■ **What is asked**: Exactly reproduce all the records, keeping pictures out of the copy.

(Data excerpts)
★ ★ ★
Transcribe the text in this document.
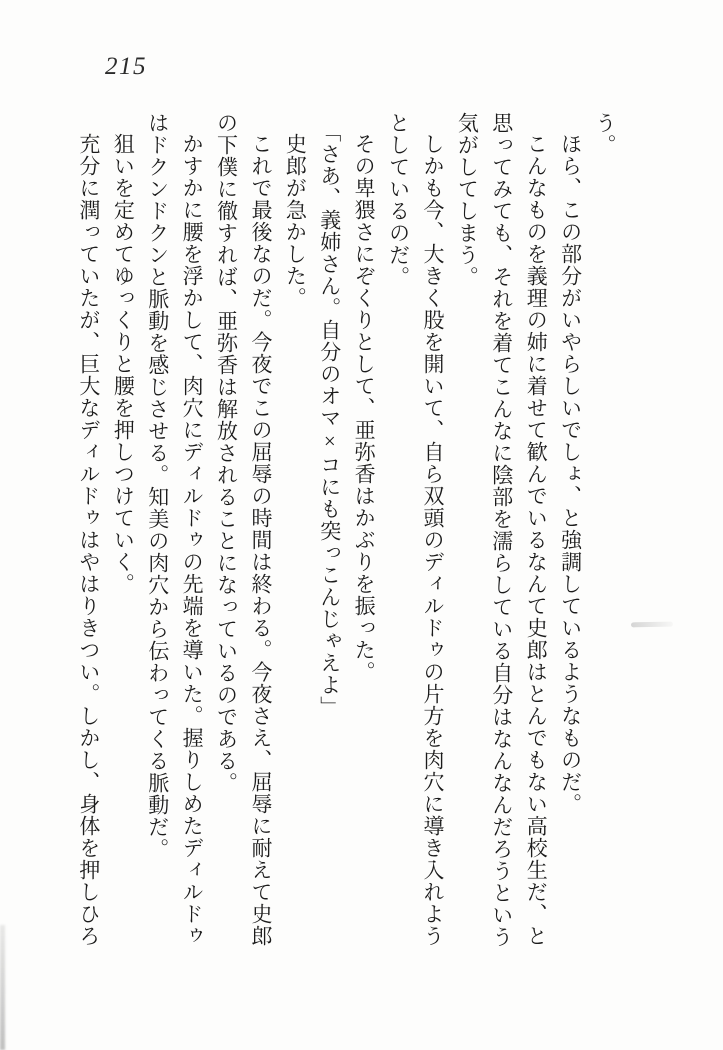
215

う。

ほら、この部分がいやらしいでしょ、と強調しているようなものだ。

こんなものを義理の姉に着せて歓んでいるなんて史郎はとんでもない高校生だ、と思ってみても、それを着てこんなに陰部を濡らしている自分はなんなんだろうという気がしてしまう。

しかも今、大きく股を開いて、自ら双頭のディルドゥの片方を肉穴に導き入れようとしているのだ。

その卑猥さにぞくりとして、亜弥香はかぶりを振った。

「さあ、義姉さん。自分のオマ×コにも突っこんじゃえよ」

史郎が急かした。

これで最後なのだ。今夜でこの屈辱の時間は終わる。今夜さえ、屈辱に耐えて史郎の下僕に徹すれば、亜弥香は解放されることになっているのである。

かすかに腰を浮かして、肉穴にディルドゥの先端を導いた。握りしめたディルドゥはドクンドクンと脈動を感じさせる。知美の肉穴から伝わってくる脈動だ。

狙いを定めてゆっくりと腰を押しつけていく。

充分に潤っていたが、巨大なディルドゥはやはりきつい。しかし、身体を押しひろ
★ ★ ★
■ **Result for this task**:
Transcribe the text in this document.
215

う。

ほら、この部分がいやらしいでしょ、と強調しているようなものだ。

こんなものを義理の姉に着せて歓んでいるなんて史郎はとんでもない高校生だ、と思ってみても、それを着てこんなに陰部を濡らしている自分はなんなんだろうという気がしてしまう。

しかも今、大きく股を開いて、自ら双頭のディルドゥの片方を肉穴に導き入れようとしているのだ。

その卑猥さにぞくりとして、亜弥香はかぶりを振った。

「さあ、義姉さん。自分のオマ×コにも突っこんじゃえよ」

史郎が急かした。

これで最後なのだ。今夜でこの屈辱の時間は終わる。今夜さえ、屈辱に耐えて史郎の下僕に徹すれば、亜弥香は解放されることになっているのである。

かすかに腰を浮かして、肉穴にディルドゥの先端を導いた。握りしめたディルドゥはドクンドクンと脈動を感じさせる。知美の肉穴から伝わってくる脈動だ。

狙いを定めてゆっくりと腰を押しつけていく。

充分に潤っていたが、巨大なディルドゥはやはりきつい。しかし、身体を押しひろ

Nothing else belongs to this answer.